Listing>
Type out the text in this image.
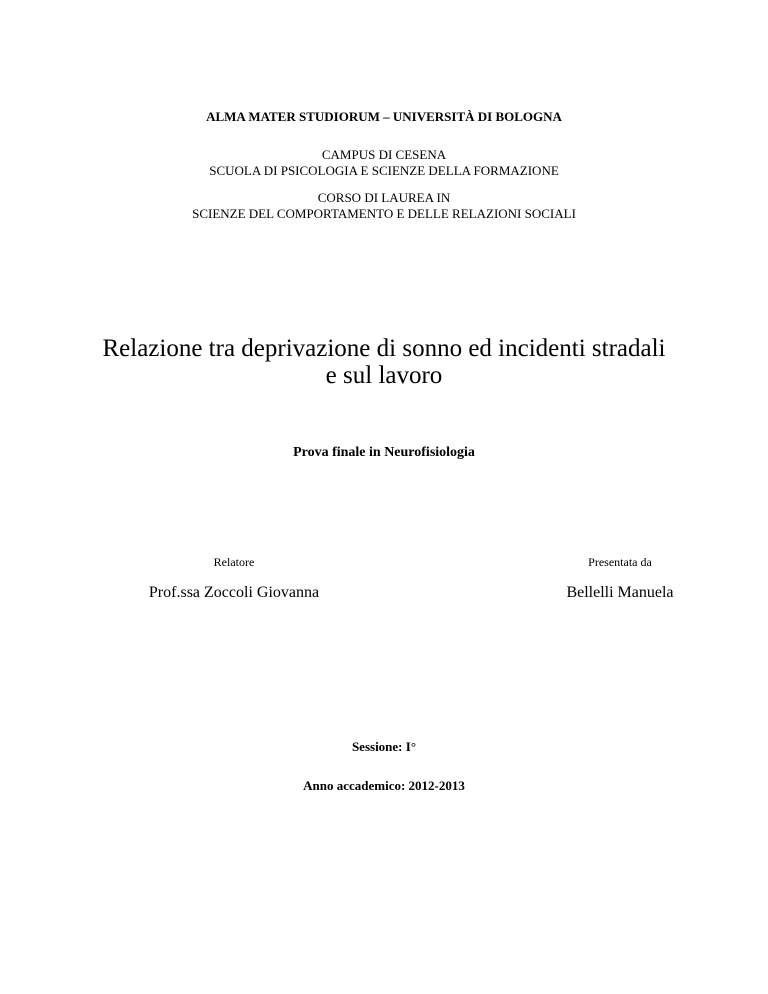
ALMA MATER STUDIORUM – UNIVERSITÀ DI BOLOGNA
CAMPUS DI CESENA
SCUOLA DI PSICOLOGIA E SCIENZE DELLA FORMAZIONE
CORSO DI LAUREA IN
SCIENZE DEL COMPORTAMENTO E DELLE RELAZIONI SOCIALI
Relazione tra deprivazione di sonno ed incidenti stradali
e sul lavoro
Prova finale in Neurofisiologia
Relatore	Presentata da
Prof.ssa Zoccoli Giovanna	Bellelli Manuela
Sessione: I°
Anno accademico: 2012-2013
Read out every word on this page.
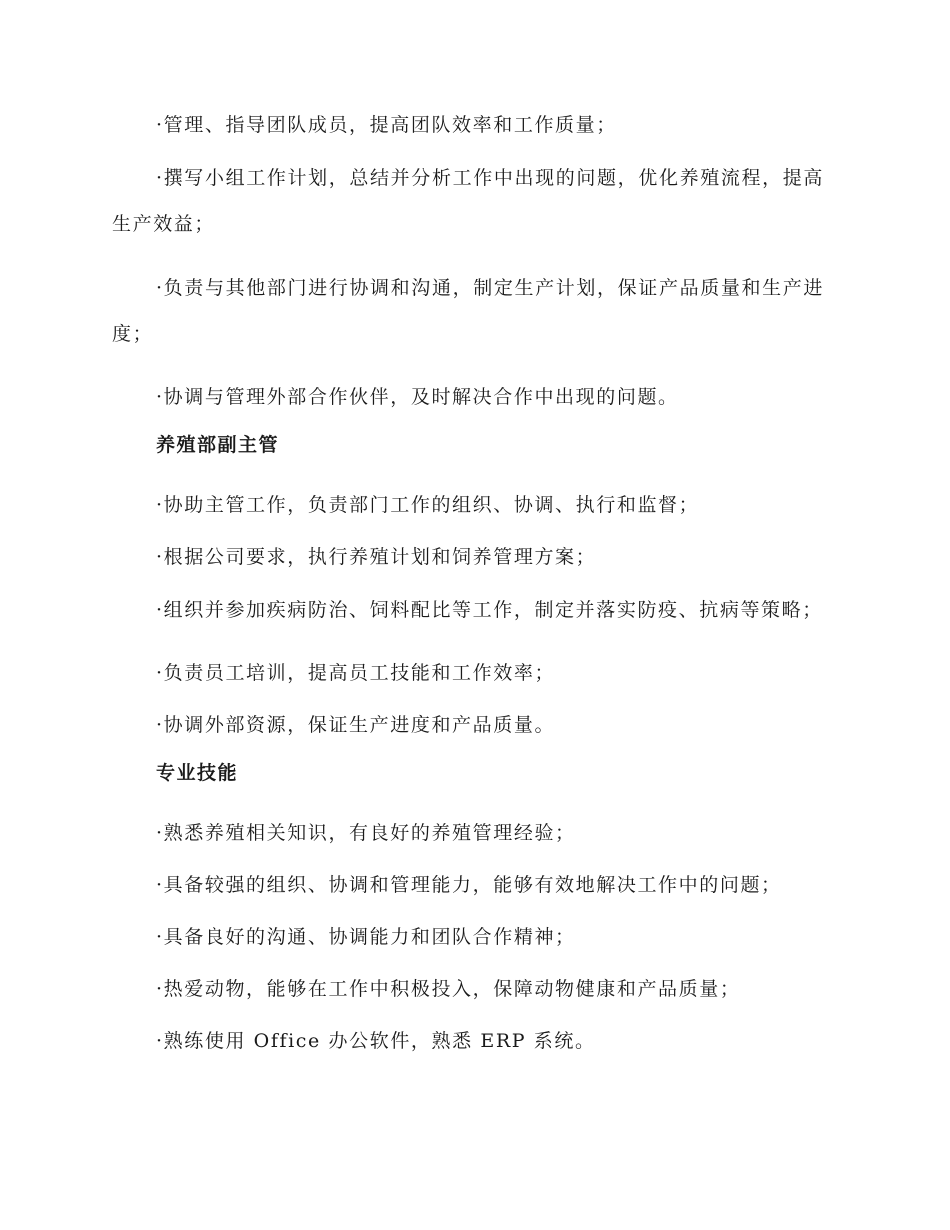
·管理、指导团队成员，提高团队效率和工作质量；

·撰写小组工作计划，总结并分析工作中出现的问题，优化养殖流程，提高生产效益；

·负责与其他部门进行协调和沟通，制定生产计划，保证产品质量和生产进度；

·协调与管理外部合作伙伴，及时解决合作中出现的问题。

养殖部副主管

·协助主管工作，负责部门工作的组织、协调、执行和监督；

·根据公司要求，执行养殖计划和饲养管理方案；

·组织并参加疾病防治、饲料配比等工作，制定并落实防疫、抗病等策略；

·负责员工培训，提高员工技能和工作效率；

·协调外部资源，保证生产进度和产品质量。

专业技能

·熟悉养殖相关知识，有良好的养殖管理经验；

·具备较强的组织、协调和管理能力，能够有效地解决工作中的问题；

·具备良好的沟通、协调能力和团队合作精神；

·热爱动物，能够在工作中积极投入，保障动物健康和产品质量；

·熟练使用 Office 办公软件，熟悉 ERP 系统。
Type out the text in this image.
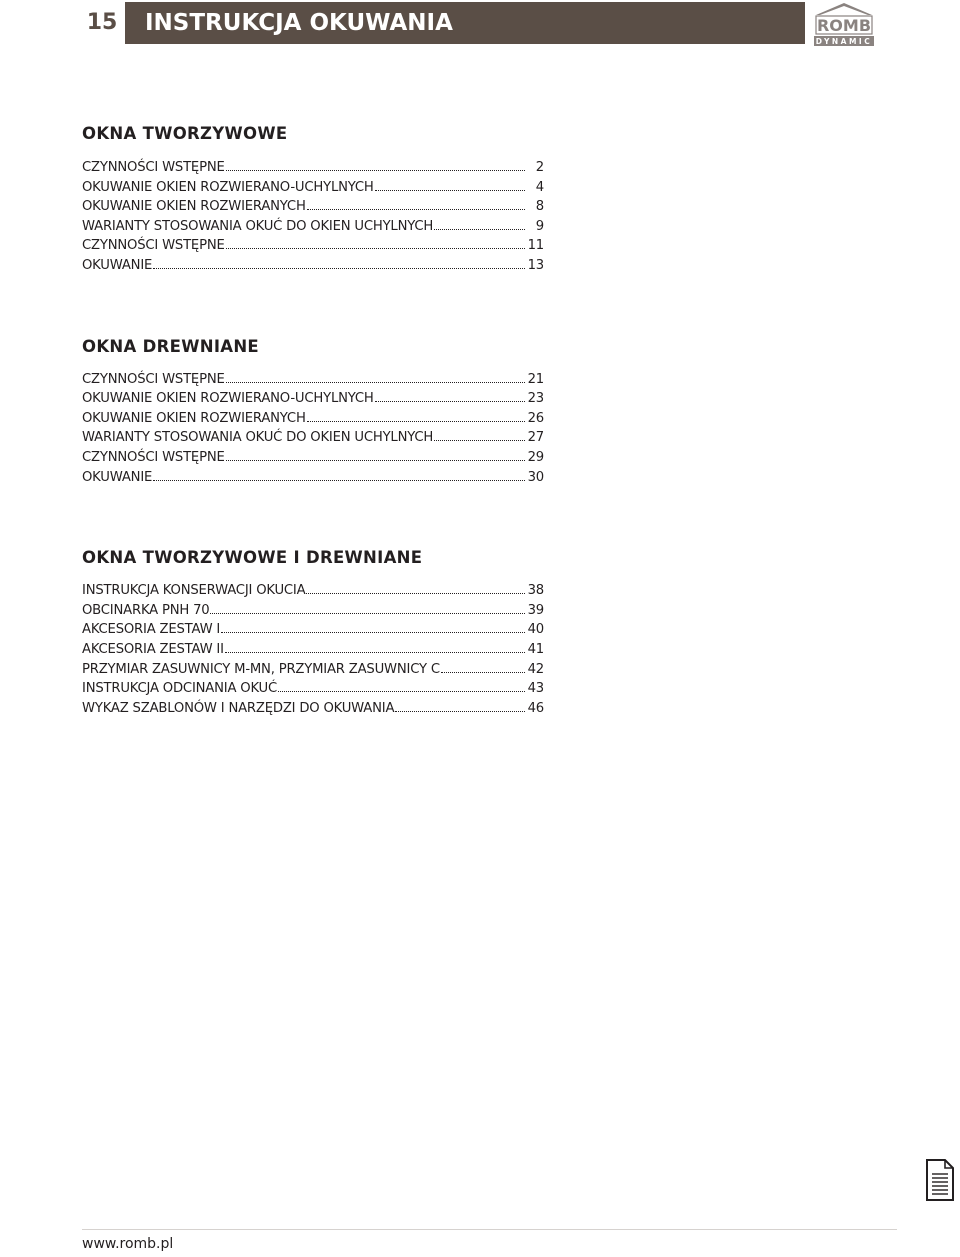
15	INSTRUKCJA OKUWANIA	ROMB
DYNAMIC
OKNA TWORZYWOWE
CZYNNOŚCI WSTĘPNE	2
OKUWANIE OKIEN ROZWIERANO-UCHYLNYCH	4
OKUWANIE OKIEN ROZWIERANYCH	8
WARIANTY STOSOWANIA OKUĆ DO OKIEN UCHYLNYCH	9
CZYNNOŚCI WSTĘPNE	11
OKUWANIE	13
OKNA DREWNIANE
CZYNNOŚCI WSTĘPNE	21
OKUWANIE OKIEN ROZWIERANO-UCHYLNYCH	23
OKUWANIE OKIEN ROZWIERANYCH	26
WARIANTY STOSOWANIA OKUĆ DO OKIEN UCHYLNYCH	27
CZYNNOŚCI WSTĘPNE	29
OKUWANIE	30
OKNA TWORZYWOWE I DREWNIANE
INSTRUKCJA KONSERWACJI OKUCIA	38
OBCINARKA PNH 70	39
AKCESORIA ZESTAW I	40
AKCESORIA ZESTAW II	41
PRZYMIAR ZASUWNICY M-MN, PRZYMIAR ZASUWNICY C	42
INSTRUKCJA ODCINANIA OKUĆ	43
WYKAZ SZABLONÓW I NARZĘDZI DO OKUWANIA	46
www.romb.pl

What to produce> Of the lines above, copy each that contains "OKIEN".

Completed exercise>
OKUWANIE OKIEN ROZWIERANO-UCHYLNYCH	4
OKUWANIE OKIEN ROZWIERANYCH	8
WARIANTY STOSOWANIA OKUĆ DO OKIEN UCHYLNYCH	9
OKUWANIE OKIEN ROZWIERANO-UCHYLNYCH	23
OKUWANIE OKIEN ROZWIERANYCH	26
WARIANTY STOSOWANIA OKUĆ DO OKIEN UCHYLNYCH	27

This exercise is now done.